YOUR TASK »
Gather every line that includes the word "compressed", please.

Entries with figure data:

— START —

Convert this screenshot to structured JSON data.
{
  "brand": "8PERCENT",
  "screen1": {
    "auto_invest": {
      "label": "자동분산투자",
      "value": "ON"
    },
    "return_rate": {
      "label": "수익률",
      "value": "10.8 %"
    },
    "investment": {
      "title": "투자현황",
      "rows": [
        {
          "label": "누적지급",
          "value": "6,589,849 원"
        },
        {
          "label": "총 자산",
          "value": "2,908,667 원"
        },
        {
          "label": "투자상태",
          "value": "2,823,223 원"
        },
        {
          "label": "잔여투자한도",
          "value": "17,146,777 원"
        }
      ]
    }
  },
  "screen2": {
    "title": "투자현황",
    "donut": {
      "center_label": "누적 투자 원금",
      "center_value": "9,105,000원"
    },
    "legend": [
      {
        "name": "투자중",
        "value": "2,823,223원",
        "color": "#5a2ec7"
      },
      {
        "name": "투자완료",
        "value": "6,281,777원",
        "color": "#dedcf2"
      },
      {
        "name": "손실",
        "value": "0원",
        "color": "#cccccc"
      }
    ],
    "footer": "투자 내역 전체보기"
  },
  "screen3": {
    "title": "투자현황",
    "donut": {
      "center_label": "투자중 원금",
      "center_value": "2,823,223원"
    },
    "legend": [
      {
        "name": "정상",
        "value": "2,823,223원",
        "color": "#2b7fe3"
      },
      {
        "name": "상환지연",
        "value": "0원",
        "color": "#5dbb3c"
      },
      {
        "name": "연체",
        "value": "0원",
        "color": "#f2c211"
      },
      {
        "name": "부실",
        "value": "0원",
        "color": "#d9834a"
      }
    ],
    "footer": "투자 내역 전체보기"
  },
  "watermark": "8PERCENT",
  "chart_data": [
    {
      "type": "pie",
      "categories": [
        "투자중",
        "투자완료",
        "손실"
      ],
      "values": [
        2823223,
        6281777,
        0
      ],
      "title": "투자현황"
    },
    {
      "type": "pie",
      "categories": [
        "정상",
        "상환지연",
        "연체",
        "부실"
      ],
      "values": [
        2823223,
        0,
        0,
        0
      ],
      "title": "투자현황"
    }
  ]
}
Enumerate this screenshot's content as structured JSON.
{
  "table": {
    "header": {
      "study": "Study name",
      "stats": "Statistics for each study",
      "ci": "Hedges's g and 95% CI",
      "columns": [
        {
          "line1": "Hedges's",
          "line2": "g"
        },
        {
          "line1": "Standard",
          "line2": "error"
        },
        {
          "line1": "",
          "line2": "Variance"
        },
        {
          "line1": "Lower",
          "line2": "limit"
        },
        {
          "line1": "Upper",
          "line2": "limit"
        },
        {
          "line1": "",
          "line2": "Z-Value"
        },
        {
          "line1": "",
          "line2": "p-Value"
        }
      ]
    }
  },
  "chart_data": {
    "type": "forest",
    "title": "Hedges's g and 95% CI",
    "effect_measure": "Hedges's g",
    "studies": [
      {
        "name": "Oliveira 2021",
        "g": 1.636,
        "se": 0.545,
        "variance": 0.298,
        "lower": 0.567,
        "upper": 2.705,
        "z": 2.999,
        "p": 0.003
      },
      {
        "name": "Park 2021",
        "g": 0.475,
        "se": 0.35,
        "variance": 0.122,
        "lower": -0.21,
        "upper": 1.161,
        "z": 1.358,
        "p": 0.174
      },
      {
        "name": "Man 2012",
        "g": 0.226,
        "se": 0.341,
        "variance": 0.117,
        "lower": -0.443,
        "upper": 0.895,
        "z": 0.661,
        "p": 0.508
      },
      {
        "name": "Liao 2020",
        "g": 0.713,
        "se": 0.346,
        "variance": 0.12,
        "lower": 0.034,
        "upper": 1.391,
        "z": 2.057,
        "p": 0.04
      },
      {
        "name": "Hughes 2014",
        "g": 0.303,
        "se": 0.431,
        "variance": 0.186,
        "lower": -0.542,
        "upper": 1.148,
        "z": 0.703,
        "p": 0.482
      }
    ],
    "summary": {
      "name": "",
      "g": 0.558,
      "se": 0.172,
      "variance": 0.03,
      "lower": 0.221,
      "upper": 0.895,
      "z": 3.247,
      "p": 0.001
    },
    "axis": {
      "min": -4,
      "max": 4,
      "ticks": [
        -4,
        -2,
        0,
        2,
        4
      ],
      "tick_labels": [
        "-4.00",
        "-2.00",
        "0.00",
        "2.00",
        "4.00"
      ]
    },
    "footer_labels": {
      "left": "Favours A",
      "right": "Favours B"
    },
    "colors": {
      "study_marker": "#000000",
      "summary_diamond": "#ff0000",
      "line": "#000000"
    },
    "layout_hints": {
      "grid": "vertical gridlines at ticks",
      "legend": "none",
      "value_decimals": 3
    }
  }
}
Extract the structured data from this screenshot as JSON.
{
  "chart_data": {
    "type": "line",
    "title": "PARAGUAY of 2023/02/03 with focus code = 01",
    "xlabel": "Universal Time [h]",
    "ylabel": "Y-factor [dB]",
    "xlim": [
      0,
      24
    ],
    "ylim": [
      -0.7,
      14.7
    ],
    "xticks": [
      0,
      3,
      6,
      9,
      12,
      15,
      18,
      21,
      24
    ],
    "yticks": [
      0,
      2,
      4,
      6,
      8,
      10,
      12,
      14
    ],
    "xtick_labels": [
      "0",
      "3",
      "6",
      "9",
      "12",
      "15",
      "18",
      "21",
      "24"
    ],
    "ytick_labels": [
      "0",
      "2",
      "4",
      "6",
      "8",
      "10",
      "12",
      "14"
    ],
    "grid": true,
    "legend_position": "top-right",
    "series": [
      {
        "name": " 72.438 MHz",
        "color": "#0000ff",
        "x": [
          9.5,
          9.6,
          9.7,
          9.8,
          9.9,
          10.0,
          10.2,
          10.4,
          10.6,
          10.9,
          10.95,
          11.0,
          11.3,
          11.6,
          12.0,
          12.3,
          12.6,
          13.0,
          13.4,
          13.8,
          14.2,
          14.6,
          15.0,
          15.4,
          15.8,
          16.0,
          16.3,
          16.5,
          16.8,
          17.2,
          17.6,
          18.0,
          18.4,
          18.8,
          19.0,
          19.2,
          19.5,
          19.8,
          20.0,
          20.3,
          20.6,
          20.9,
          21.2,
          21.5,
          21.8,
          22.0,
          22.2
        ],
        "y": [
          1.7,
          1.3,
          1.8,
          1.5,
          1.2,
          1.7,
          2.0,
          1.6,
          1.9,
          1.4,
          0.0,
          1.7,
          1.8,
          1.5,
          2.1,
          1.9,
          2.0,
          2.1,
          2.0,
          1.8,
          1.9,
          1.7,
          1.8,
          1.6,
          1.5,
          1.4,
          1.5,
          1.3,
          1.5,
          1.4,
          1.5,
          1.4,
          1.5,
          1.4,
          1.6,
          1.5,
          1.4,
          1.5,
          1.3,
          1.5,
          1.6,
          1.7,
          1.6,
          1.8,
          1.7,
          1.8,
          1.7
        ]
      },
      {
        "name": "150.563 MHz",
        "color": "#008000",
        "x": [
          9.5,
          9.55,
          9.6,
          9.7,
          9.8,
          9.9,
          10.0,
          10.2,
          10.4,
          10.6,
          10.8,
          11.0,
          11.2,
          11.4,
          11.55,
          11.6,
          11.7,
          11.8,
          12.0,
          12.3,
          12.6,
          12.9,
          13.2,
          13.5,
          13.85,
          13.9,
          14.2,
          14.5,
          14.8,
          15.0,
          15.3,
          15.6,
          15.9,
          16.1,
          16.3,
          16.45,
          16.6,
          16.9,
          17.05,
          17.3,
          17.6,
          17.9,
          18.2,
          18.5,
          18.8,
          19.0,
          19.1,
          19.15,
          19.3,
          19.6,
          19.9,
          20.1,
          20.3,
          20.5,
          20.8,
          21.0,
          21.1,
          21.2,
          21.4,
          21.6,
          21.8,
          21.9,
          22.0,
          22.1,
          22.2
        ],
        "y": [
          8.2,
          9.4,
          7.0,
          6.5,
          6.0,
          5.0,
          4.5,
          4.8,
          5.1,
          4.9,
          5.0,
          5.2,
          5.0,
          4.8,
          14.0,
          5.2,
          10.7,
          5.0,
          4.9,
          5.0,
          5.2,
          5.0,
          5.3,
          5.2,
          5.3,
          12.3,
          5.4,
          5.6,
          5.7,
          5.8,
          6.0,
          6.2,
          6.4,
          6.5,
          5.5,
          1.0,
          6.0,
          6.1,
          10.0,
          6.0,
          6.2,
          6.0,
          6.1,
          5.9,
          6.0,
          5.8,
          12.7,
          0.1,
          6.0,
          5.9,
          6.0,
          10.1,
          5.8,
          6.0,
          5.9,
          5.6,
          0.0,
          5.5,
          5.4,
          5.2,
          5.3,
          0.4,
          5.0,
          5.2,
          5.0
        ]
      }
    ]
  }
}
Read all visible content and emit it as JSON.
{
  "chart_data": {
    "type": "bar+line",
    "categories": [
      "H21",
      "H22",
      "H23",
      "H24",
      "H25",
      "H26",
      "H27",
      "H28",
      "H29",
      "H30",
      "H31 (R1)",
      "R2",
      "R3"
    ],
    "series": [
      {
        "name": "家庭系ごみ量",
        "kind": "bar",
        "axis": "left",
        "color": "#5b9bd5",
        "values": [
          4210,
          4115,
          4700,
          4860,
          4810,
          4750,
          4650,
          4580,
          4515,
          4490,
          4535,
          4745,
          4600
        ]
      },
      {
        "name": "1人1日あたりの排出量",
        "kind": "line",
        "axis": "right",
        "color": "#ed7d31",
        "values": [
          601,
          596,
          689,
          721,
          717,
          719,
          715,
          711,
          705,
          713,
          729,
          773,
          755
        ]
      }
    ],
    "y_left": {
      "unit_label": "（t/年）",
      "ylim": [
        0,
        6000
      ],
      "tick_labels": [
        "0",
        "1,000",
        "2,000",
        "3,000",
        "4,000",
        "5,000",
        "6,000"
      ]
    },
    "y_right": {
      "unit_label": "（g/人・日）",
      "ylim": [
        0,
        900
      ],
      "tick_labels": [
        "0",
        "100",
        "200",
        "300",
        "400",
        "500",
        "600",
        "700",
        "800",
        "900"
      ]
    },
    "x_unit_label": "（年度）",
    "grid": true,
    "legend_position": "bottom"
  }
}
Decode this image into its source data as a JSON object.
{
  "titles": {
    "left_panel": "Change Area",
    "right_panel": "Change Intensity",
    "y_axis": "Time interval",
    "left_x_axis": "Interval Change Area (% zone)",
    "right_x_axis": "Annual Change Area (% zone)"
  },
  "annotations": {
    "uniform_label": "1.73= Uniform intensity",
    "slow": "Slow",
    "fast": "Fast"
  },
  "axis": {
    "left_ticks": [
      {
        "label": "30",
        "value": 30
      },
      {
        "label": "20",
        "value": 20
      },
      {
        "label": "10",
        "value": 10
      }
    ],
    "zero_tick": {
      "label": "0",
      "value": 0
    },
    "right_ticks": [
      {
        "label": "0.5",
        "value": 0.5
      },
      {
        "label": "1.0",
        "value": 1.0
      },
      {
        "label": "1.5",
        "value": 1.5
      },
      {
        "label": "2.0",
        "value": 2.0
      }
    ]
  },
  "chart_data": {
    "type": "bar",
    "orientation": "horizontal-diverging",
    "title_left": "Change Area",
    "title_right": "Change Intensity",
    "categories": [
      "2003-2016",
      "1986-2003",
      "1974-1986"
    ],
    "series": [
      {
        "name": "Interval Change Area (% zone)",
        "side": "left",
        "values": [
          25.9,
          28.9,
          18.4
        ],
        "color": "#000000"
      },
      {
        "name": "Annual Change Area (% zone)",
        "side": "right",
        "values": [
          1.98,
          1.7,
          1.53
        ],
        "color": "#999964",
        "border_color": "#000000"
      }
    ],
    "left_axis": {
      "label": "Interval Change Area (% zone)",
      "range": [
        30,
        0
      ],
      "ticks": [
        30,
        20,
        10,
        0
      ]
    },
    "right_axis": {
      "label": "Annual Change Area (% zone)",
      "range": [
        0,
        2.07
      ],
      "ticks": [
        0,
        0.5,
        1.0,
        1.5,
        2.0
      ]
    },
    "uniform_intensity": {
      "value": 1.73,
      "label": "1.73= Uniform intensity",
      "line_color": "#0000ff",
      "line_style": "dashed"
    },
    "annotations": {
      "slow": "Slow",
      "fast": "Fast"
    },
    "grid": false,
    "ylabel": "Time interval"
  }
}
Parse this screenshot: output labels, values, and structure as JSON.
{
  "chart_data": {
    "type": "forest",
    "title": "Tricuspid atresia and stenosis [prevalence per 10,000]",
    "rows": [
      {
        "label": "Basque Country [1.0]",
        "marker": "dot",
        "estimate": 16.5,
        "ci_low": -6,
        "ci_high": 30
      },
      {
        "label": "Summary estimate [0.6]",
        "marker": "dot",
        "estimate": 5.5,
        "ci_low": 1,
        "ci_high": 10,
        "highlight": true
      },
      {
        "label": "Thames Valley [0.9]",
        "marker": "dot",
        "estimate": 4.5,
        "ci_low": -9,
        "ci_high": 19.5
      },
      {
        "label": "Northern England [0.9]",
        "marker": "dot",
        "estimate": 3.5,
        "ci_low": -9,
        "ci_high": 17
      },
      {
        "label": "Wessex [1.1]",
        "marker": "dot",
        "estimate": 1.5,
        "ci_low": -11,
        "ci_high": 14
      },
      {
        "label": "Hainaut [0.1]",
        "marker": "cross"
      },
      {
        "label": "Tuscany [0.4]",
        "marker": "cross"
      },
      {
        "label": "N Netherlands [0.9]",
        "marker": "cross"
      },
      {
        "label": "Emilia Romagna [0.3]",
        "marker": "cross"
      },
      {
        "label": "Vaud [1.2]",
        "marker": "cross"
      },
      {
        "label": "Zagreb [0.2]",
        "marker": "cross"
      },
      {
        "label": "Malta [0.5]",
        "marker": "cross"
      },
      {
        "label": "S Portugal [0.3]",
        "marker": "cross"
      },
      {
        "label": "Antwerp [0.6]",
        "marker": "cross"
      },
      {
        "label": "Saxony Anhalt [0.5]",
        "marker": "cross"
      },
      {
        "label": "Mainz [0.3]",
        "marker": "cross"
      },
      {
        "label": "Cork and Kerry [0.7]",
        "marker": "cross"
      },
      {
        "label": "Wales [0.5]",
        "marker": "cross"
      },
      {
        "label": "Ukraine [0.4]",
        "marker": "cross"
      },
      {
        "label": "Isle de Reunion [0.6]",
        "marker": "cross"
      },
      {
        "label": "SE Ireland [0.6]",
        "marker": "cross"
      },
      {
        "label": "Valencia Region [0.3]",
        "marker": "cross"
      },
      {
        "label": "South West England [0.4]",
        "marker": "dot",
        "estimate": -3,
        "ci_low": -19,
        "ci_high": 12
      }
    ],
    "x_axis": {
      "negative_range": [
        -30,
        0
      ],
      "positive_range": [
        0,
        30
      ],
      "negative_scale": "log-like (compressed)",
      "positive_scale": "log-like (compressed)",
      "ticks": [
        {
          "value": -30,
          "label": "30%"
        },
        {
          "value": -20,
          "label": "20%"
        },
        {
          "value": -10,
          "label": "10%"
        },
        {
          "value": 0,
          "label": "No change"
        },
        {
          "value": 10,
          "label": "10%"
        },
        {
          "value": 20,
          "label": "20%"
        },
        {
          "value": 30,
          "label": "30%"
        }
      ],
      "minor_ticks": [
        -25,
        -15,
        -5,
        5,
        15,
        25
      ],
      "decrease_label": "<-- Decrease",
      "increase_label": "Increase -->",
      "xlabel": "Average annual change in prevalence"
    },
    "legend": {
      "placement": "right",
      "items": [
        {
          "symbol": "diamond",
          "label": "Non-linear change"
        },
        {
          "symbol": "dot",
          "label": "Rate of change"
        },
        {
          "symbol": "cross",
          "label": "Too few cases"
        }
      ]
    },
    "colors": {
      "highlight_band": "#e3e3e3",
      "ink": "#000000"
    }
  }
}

— END —

TASK RESULT »
      "negative_scale": "log-like (compressed)",
      "positive_scale": "log-like (compressed)",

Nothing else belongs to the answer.